▶ [EXERCISE DESCRIPTION]
Find all the lines with "document" and gather them.

▶ [DATA EXTRACT]

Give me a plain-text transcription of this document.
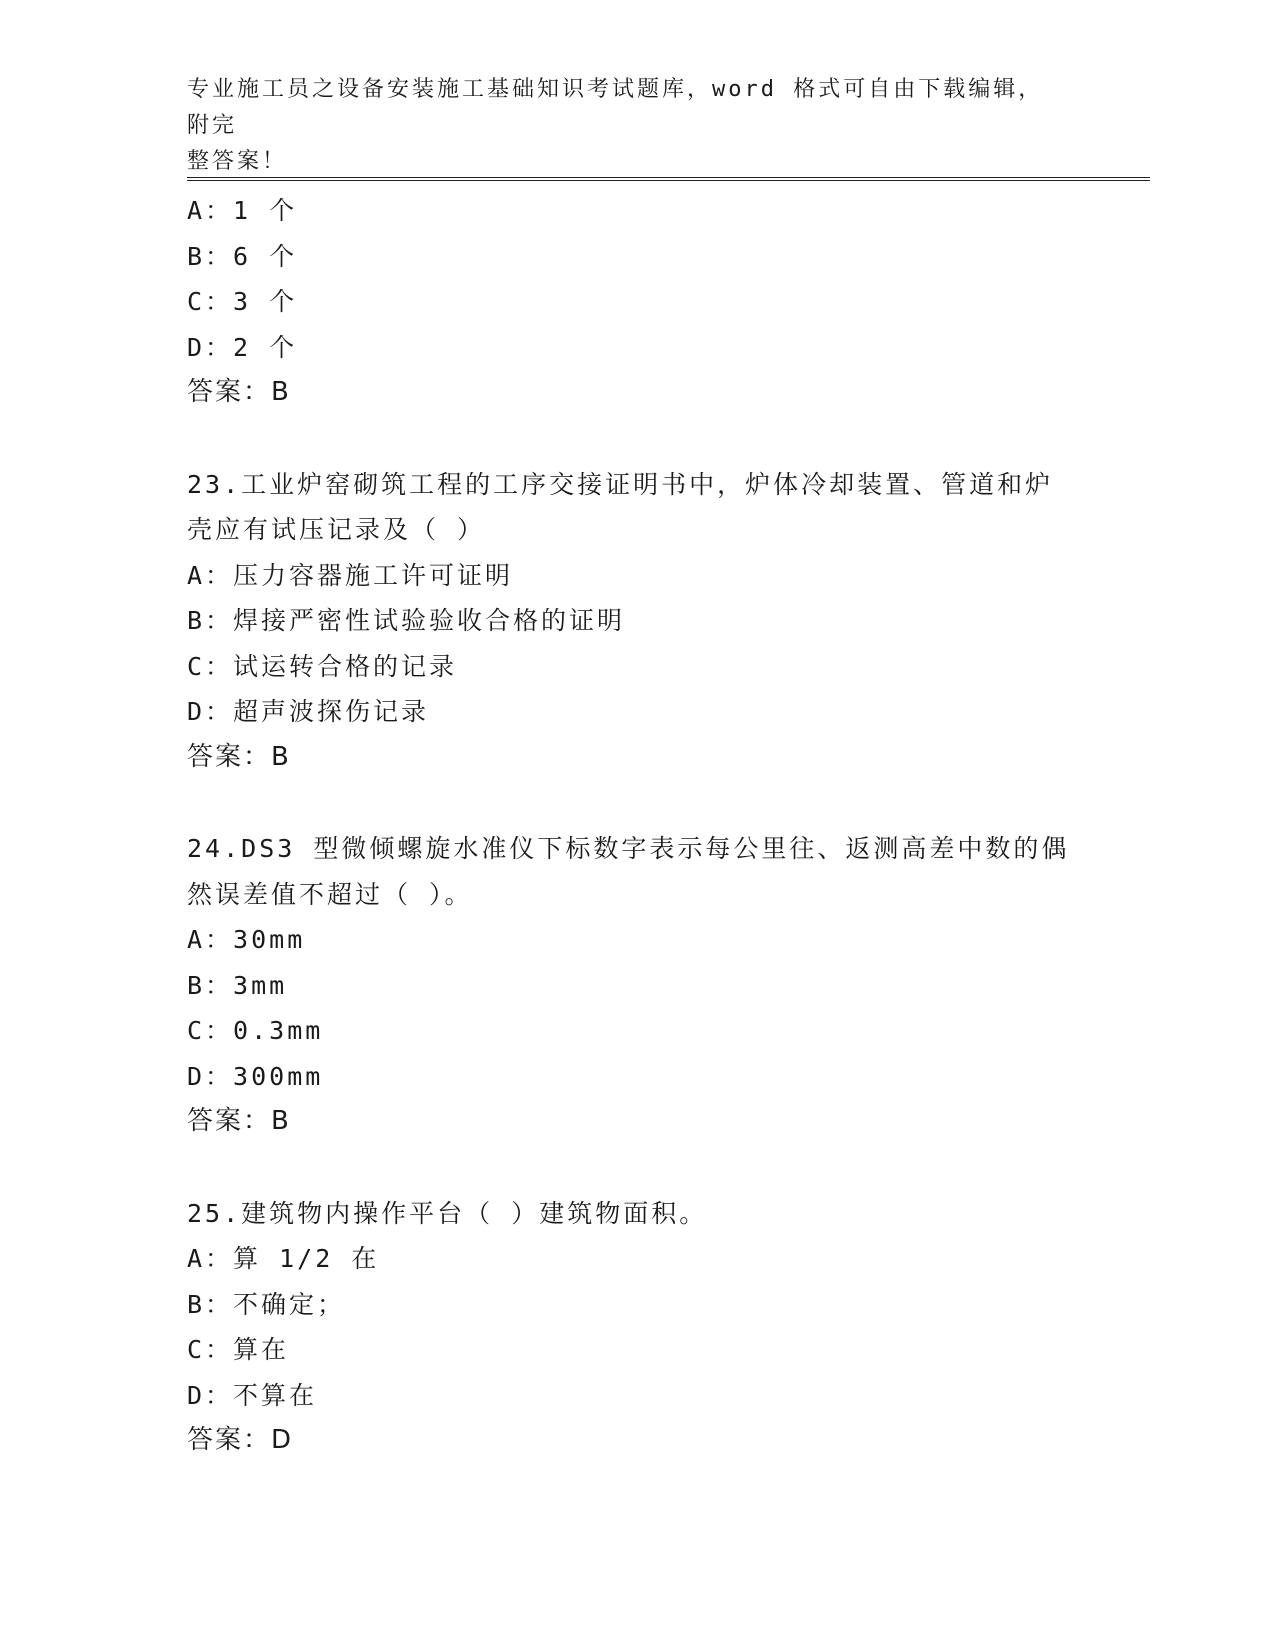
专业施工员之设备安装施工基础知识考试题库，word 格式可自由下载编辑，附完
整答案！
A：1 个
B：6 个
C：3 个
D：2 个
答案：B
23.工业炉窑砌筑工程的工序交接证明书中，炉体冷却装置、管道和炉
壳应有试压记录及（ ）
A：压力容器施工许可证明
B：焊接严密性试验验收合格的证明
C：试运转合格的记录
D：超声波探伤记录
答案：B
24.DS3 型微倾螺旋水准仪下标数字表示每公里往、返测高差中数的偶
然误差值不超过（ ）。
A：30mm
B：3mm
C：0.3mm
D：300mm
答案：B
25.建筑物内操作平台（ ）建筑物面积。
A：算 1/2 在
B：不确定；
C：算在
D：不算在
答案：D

--

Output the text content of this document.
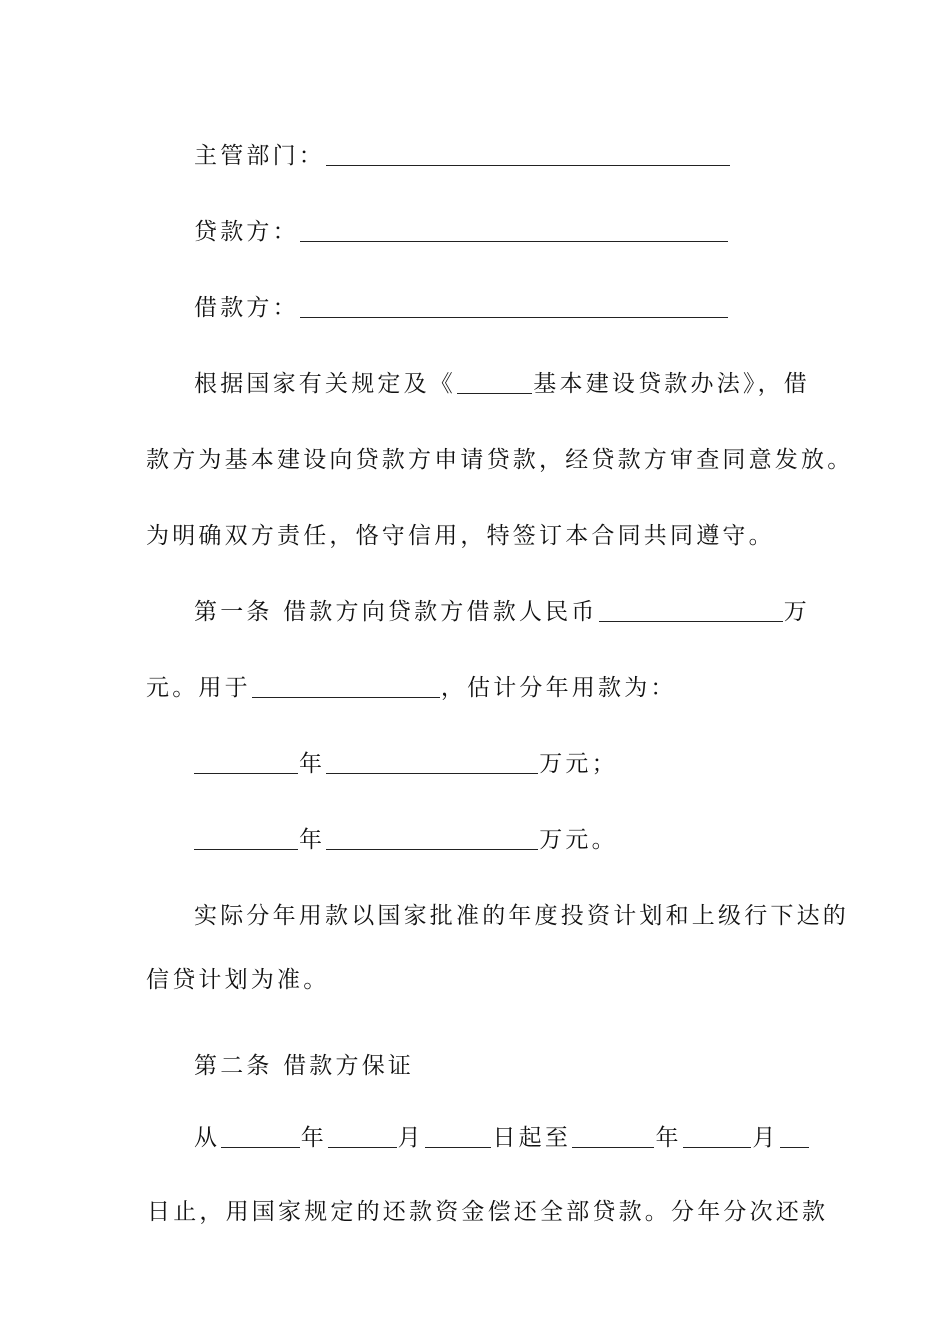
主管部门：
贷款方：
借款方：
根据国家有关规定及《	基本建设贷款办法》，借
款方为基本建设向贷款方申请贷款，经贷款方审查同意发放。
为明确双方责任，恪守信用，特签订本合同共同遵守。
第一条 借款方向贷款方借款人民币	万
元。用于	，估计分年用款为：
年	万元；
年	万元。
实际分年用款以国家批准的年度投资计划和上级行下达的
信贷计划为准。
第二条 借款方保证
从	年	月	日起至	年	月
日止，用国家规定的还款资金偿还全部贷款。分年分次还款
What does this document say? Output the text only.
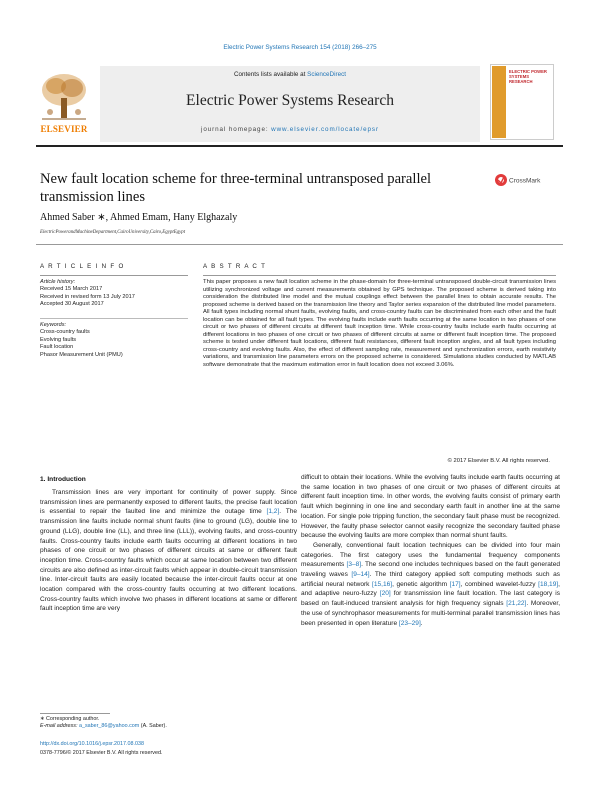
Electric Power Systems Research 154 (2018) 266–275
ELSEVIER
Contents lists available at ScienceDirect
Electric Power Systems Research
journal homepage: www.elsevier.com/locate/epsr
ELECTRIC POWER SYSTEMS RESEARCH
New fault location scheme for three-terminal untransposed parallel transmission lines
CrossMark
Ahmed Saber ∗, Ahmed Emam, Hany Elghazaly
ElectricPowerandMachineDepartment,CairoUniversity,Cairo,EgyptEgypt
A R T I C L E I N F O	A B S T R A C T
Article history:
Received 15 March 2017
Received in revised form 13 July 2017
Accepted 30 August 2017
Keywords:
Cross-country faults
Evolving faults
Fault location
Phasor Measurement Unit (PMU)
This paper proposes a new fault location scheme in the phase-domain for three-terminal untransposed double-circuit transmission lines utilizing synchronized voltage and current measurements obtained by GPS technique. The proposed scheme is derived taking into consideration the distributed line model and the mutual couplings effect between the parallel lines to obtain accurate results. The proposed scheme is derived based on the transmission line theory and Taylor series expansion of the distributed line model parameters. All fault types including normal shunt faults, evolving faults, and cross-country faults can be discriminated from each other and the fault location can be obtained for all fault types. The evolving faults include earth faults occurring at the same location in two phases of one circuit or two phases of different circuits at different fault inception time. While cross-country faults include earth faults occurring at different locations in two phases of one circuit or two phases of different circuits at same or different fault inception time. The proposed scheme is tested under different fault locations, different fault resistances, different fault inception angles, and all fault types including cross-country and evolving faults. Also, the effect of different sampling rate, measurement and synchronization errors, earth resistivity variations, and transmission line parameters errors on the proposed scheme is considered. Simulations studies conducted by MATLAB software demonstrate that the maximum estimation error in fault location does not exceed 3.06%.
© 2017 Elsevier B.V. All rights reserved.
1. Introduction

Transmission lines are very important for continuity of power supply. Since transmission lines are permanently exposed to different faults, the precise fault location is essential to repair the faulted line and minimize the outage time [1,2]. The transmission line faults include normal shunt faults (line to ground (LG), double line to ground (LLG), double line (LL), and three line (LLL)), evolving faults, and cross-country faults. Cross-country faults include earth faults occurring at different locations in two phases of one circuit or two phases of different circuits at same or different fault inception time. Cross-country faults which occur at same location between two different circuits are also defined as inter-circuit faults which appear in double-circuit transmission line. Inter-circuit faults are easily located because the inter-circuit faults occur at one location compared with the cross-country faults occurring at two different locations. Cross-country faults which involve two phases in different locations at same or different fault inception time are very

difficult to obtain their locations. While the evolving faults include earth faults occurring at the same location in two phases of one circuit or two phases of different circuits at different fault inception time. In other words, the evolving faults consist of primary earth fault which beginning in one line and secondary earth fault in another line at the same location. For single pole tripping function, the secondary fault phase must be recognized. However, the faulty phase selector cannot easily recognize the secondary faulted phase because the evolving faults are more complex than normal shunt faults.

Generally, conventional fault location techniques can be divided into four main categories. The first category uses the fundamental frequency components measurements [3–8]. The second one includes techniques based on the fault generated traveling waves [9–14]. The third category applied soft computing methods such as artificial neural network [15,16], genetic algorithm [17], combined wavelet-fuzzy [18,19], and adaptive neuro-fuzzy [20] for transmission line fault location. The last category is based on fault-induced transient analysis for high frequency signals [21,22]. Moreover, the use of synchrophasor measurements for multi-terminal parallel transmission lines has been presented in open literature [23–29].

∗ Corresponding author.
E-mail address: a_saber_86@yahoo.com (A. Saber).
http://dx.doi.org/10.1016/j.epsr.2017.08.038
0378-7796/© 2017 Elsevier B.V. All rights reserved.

...

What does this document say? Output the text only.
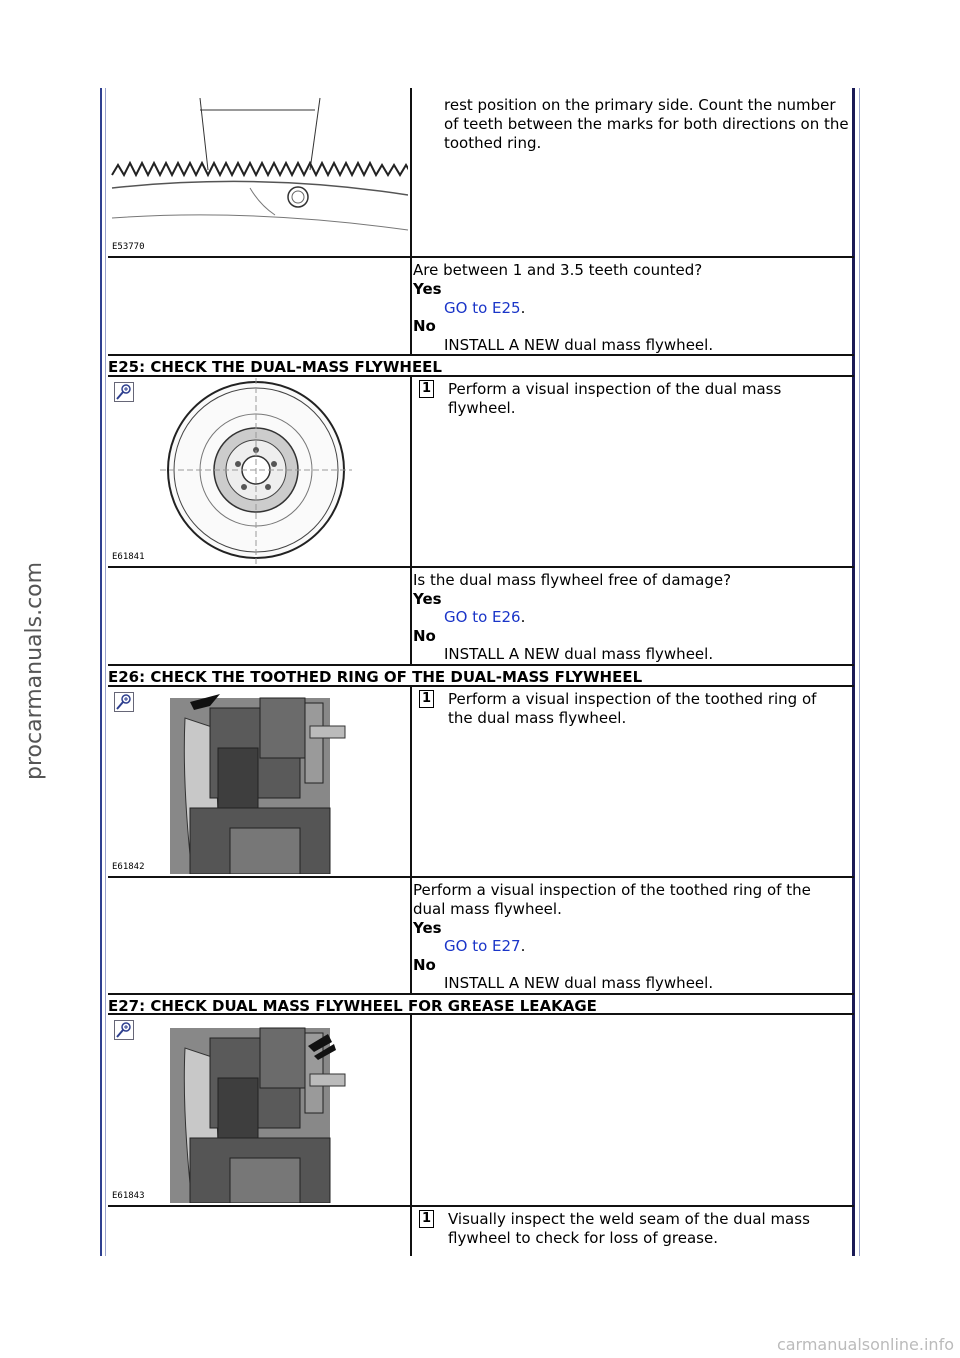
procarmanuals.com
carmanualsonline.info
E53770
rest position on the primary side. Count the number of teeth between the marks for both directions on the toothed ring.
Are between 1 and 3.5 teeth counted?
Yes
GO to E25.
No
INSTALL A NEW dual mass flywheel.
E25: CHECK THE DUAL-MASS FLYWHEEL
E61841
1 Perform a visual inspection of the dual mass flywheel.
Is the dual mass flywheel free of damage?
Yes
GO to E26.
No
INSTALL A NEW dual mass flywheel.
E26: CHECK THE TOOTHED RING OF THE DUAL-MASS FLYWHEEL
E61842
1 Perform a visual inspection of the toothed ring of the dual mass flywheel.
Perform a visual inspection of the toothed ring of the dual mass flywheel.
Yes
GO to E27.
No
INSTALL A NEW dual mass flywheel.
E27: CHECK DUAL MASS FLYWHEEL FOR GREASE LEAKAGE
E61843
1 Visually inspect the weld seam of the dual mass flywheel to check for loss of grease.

▶ [RESULT FOR THIS EXERCISE]
Give me a plain-text transcription of this document.
Output the text content of this document.
What does this document say? Output the text only.
What does this document say? Output the text only.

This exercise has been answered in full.